* What is needed
Reproduce every entry exactly as shown.

——

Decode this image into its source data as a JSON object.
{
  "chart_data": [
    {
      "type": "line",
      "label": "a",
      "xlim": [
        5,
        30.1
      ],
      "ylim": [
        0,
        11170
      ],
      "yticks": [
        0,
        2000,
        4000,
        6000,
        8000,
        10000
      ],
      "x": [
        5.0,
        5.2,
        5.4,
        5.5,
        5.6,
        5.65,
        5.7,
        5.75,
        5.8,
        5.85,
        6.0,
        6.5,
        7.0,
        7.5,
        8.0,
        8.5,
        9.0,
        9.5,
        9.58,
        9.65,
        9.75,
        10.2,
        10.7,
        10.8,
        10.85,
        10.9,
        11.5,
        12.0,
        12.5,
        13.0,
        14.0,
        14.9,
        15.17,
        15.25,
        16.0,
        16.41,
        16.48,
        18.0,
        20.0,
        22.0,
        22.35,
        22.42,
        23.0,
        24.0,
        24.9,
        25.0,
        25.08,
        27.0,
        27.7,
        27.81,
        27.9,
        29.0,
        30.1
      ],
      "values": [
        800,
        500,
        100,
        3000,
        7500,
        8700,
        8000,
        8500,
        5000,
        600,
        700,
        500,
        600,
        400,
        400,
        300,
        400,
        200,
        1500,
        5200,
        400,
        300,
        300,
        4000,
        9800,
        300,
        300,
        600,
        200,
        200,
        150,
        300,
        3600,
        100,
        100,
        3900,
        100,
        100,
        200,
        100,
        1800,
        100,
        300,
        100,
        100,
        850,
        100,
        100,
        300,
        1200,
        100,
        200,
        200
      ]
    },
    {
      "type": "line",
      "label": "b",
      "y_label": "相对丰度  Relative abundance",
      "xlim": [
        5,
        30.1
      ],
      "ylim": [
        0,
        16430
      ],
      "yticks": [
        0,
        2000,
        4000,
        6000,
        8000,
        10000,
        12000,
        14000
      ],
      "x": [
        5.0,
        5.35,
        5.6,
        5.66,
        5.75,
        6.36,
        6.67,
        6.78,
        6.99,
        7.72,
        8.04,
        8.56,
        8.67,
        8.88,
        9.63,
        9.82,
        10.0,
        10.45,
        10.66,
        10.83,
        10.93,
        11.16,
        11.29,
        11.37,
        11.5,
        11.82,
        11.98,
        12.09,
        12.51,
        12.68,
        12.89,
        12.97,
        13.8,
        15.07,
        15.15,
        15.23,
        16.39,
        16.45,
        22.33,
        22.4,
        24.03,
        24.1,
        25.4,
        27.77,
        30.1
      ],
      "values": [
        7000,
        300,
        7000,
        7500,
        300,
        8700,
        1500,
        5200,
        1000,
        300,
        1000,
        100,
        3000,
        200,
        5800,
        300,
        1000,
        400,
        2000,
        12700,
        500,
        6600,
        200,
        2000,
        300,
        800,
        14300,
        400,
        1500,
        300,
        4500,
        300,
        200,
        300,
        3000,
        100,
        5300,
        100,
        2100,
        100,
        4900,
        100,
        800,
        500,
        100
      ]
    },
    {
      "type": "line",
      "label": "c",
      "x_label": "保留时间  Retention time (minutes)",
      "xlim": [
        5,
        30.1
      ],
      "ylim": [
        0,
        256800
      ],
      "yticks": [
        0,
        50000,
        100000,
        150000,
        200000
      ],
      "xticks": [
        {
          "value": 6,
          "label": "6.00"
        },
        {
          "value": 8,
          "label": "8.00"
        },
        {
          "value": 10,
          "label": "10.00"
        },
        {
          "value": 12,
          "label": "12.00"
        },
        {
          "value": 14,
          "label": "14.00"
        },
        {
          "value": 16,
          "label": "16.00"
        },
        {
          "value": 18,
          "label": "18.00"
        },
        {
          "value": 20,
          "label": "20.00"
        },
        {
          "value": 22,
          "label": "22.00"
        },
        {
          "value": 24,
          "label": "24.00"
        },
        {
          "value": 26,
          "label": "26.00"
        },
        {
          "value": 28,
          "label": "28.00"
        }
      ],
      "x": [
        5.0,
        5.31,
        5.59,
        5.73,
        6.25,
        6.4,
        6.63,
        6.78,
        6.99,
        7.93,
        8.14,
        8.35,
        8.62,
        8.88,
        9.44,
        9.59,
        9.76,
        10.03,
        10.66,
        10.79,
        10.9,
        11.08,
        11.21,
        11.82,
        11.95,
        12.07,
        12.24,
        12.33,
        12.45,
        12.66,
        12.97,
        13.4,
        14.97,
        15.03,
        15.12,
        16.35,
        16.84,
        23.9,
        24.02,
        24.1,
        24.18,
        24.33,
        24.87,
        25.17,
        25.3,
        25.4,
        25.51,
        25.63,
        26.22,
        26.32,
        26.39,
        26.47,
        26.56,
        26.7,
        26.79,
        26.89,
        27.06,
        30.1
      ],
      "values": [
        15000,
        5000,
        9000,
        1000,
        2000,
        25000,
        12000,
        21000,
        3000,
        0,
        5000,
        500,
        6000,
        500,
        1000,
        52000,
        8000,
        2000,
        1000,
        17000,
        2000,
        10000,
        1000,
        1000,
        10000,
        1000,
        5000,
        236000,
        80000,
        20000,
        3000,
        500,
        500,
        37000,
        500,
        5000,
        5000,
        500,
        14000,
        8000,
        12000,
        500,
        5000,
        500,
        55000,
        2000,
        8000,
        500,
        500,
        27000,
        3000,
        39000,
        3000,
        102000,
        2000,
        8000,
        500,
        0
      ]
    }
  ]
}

——

* Response to the exercise
Decode this image into its source data as a JSON object.
{
  "chart_data": [
    {
      "type": "line",
      "label": "a",
      "xlim": [
        5,
        30.1
      ],
      "ylim": [
        0,
        11170
      ],
      "yticks": [
        0,
        2000,
        4000,
        6000,
        8000,
        10000
      ],
      "x": [
        5.0,
        5.2,
        5.4,
        5.5,
        5.6,
        5.65,
        5.7,
        5.75,
        5.8,
        5.85,
        6.0,
        6.5,
        7.0,
        7.5,
        8.0,
        8.5,
        9.0,
        9.5,
        9.58,
        9.65,
        9.75,
        10.2,
        10.7,
        10.8,
        10.85,
        10.9,
        11.5,
        12.0,
        12.5,
        13.0,
        14.0,
        14.9,
        15.17,
        15.25,
        16.0,
        16.41,
        16.48,
        18.0,
        20.0,
        22.0,
        22.35,
        22.42,
        23.0,
        24.0,
        24.9,
        25.0,
        25.08,
        27.0,
        27.7,
        27.81,
        27.9,
        29.0,
        30.1
      ],
      "values": [
        800,
        500,
        100,
        3000,
        7500,
        8700,
        8000,
        8500,
        5000,
        600,
        700,
        500,
        600,
        400,
        400,
        300,
        400,
        200,
        1500,
        5200,
        400,
        300,
        300,
        4000,
        9800,
        300,
        300,
        600,
        200,
        200,
        150,
        300,
        3600,
        100,
        100,
        3900,
        100,
        100,
        200,
        100,
        1800,
        100,
        300,
        100,
        100,
        850,
        100,
        100,
        300,
        1200,
        100,
        200,
        200
      ]
    },
    {
      "type": "line",
      "label": "b",
      "y_label": "相对丰度  Relative abundance",
      "xlim": [
        5,
        30.1
      ],
      "ylim": [
        0,
        16430
      ],
      "yticks": [
        0,
        2000,
        4000,
        6000,
        8000,
        10000,
        12000,
        14000
      ],
      "x": [
        5.0,
        5.35,
        5.6,
        5.66,
        5.75,
        6.36,
        6.67,
        6.78,
        6.99,
        7.72,
        8.04,
        8.56,
        8.67,
        8.88,
        9.63,
        9.82,
        10.0,
        10.45,
        10.66,
        10.83,
        10.93,
        11.16,
        11.29,
        11.37,
        11.5,
        11.82,
        11.98,
        12.09,
        12.51,
        12.68,
        12.89,
        12.97,
        13.8,
        15.07,
        15.15,
        15.23,
        16.39,
        16.45,
        22.33,
        22.4,
        24.03,
        24.1,
        25.4,
        27.77,
        30.1
      ],
      "values": [
        7000,
        300,
        7000,
        7500,
        300,
        8700,
        1500,
        5200,
        1000,
        300,
        1000,
        100,
        3000,
        200,
        5800,
        300,
        1000,
        400,
        2000,
        12700,
        500,
        6600,
        200,
        2000,
        300,
        800,
        14300,
        400,
        1500,
        300,
        4500,
        300,
        200,
        300,
        3000,
        100,
        5300,
        100,
        2100,
        100,
        4900,
        100,
        800,
        500,
        100
      ]
    },
    {
      "type": "line",
      "label": "c",
      "x_label": "保留时间  Retention time (minutes)",
      "xlim": [
        5,
        30.1
      ],
      "ylim": [
        0,
        256800
      ],
      "yticks": [
        0,
        50000,
        100000,
        150000,
        200000
      ],
      "xticks": [
        {
          "value": 6,
          "label": "6.00"
        },
        {
          "value": 8,
          "label": "8.00"
        },
        {
          "value": 10,
          "label": "10.00"
        },
        {
          "value": 12,
          "label": "12.00"
        },
        {
          "value": 14,
          "label": "14.00"
        },
        {
          "value": 16,
          "label": "16.00"
        },
        {
          "value": 18,
          "label": "18.00"
        },
        {
          "value": 20,
          "label": "20.00"
        },
        {
          "value": 22,
          "label": "22.00"
        },
        {
          "value": 24,
          "label": "24.00"
        },
        {
          "value": 26,
          "label": "26.00"
        },
        {
          "value": 28,
          "label": "28.00"
        }
      ],
      "x": [
        5.0,
        5.31,
        5.59,
        5.73,
        6.25,
        6.4,
        6.63,
        6.78,
        6.99,
        7.93,
        8.14,
        8.35,
        8.62,
        8.88,
        9.44,
        9.59,
        9.76,
        10.03,
        10.66,
        10.79,
        10.9,
        11.08,
        11.21,
        11.82,
        11.95,
        12.07,
        12.24,
        12.33,
        12.45,
        12.66,
        12.97,
        13.4,
        14.97,
        15.03,
        15.12,
        16.35,
        16.84,
        23.9,
        24.02,
        24.1,
        24.18,
        24.33,
        24.87,
        25.17,
        25.3,
        25.4,
        25.51,
        25.63,
        26.22,
        26.32,
        26.39,
        26.47,
        26.56,
        26.7,
        26.79,
        26.89,
        27.06,
        30.1
      ],
      "values": [
        15000,
        5000,
        9000,
        1000,
        2000,
        25000,
        12000,
        21000,
        3000,
        0,
        5000,
        500,
        6000,
        500,
        1000,
        52000,
        8000,
        2000,
        1000,
        17000,
        2000,
        10000,
        1000,
        1000,
        10000,
        1000,
        5000,
        236000,
        80000,
        20000,
        3000,
        500,
        500,
        37000,
        500,
        5000,
        5000,
        500,
        14000,
        8000,
        12000,
        500,
        5000,
        500,
        55000,
        2000,
        8000,
        500,
        500,
        27000,
        3000,
        39000,
        3000,
        102000,
        2000,
        8000,
        500,
        0
      ]
    }
  ]
}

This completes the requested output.